== Task objective ==
Which lines contain the word "background"? Return each of them as written.

* * *

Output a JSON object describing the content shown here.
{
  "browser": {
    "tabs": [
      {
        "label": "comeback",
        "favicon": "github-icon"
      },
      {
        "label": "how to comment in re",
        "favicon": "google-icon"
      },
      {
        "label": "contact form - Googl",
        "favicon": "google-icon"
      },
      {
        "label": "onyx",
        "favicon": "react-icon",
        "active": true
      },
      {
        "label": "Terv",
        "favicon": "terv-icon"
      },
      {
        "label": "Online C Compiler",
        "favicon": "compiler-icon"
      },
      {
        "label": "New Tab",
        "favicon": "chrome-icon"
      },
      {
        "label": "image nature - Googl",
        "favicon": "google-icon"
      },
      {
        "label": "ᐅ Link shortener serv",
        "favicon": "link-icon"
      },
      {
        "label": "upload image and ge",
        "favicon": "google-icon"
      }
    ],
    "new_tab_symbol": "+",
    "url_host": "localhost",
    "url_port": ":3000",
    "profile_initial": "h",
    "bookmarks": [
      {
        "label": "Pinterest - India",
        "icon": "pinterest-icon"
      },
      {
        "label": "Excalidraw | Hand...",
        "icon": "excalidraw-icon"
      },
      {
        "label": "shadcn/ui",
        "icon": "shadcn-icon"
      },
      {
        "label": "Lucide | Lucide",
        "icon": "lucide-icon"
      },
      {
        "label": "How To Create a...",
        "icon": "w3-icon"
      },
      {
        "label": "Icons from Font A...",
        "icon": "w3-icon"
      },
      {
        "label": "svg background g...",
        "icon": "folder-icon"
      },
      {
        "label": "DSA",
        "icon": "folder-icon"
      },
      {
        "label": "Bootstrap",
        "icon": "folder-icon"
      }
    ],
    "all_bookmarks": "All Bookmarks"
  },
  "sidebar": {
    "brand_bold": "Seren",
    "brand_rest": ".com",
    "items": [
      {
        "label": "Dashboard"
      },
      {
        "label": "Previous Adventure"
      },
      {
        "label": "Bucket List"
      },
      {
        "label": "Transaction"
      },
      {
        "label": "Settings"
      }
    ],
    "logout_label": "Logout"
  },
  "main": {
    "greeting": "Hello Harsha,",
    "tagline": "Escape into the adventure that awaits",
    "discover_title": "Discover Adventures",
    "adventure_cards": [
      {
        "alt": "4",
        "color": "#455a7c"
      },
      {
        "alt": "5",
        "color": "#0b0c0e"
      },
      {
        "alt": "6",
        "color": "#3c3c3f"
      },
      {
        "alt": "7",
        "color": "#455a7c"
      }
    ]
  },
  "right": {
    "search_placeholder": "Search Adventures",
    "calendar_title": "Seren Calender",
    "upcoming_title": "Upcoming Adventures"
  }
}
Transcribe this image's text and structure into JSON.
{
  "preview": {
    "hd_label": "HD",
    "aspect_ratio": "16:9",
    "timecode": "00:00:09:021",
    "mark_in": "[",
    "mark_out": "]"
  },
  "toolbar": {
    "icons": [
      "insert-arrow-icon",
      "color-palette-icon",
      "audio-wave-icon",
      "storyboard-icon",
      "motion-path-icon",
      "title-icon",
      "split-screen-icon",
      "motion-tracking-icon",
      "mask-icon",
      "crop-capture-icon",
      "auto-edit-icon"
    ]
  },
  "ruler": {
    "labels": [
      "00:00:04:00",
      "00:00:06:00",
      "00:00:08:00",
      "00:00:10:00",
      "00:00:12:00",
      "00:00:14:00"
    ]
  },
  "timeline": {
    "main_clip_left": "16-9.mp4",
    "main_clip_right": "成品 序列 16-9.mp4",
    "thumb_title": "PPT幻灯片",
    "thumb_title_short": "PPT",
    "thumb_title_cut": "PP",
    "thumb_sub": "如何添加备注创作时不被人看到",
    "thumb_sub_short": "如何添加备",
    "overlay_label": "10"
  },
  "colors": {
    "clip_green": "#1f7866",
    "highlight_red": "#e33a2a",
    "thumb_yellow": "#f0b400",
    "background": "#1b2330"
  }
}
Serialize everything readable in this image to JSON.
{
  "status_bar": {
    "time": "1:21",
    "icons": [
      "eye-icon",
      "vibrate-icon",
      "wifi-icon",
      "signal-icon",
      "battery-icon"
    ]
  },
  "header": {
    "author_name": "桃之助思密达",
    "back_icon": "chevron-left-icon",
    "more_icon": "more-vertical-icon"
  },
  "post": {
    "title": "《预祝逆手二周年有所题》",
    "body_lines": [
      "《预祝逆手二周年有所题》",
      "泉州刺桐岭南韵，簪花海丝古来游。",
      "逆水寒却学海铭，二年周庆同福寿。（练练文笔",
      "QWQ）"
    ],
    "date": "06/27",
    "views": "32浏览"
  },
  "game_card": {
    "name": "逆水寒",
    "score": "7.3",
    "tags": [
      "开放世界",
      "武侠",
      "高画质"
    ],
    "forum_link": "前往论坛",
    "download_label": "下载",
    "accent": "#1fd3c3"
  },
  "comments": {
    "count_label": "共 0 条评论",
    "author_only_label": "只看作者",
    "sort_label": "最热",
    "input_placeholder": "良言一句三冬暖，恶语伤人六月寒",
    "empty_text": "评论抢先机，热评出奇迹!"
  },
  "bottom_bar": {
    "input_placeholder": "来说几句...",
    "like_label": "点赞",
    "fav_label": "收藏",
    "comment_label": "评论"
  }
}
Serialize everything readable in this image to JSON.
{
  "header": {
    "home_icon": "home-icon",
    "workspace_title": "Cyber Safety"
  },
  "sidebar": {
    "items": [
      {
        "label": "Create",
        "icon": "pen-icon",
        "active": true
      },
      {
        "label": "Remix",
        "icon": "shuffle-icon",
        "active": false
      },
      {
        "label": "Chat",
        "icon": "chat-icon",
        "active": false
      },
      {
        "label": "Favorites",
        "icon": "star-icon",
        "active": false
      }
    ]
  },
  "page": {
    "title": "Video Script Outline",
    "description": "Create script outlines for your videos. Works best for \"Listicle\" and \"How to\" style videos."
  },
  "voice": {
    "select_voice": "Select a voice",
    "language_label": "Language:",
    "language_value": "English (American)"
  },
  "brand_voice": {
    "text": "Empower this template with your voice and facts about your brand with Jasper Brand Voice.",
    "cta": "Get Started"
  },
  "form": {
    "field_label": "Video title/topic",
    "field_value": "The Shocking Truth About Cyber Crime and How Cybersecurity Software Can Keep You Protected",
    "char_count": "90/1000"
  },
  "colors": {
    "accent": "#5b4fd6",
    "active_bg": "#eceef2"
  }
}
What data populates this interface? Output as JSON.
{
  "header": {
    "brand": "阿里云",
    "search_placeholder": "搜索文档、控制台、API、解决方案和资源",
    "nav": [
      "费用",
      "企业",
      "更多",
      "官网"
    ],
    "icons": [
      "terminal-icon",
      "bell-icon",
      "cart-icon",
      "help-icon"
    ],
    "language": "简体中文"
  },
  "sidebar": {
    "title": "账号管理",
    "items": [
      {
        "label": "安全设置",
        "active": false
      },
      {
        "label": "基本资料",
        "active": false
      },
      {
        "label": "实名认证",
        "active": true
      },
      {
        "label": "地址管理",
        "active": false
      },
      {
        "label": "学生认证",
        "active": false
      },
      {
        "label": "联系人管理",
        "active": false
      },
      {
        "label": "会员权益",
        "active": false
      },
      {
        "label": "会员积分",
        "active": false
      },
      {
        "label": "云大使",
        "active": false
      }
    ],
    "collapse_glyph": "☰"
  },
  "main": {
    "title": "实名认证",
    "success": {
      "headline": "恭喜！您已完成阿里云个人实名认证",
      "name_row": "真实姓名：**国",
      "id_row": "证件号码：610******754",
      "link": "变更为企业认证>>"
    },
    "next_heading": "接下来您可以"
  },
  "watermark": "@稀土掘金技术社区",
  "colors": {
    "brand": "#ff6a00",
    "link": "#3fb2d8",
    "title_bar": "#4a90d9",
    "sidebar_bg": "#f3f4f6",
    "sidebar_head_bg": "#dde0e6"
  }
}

* * *

== Worked answer ==
        "label": "svg background g...",
    "background": "#1b2330"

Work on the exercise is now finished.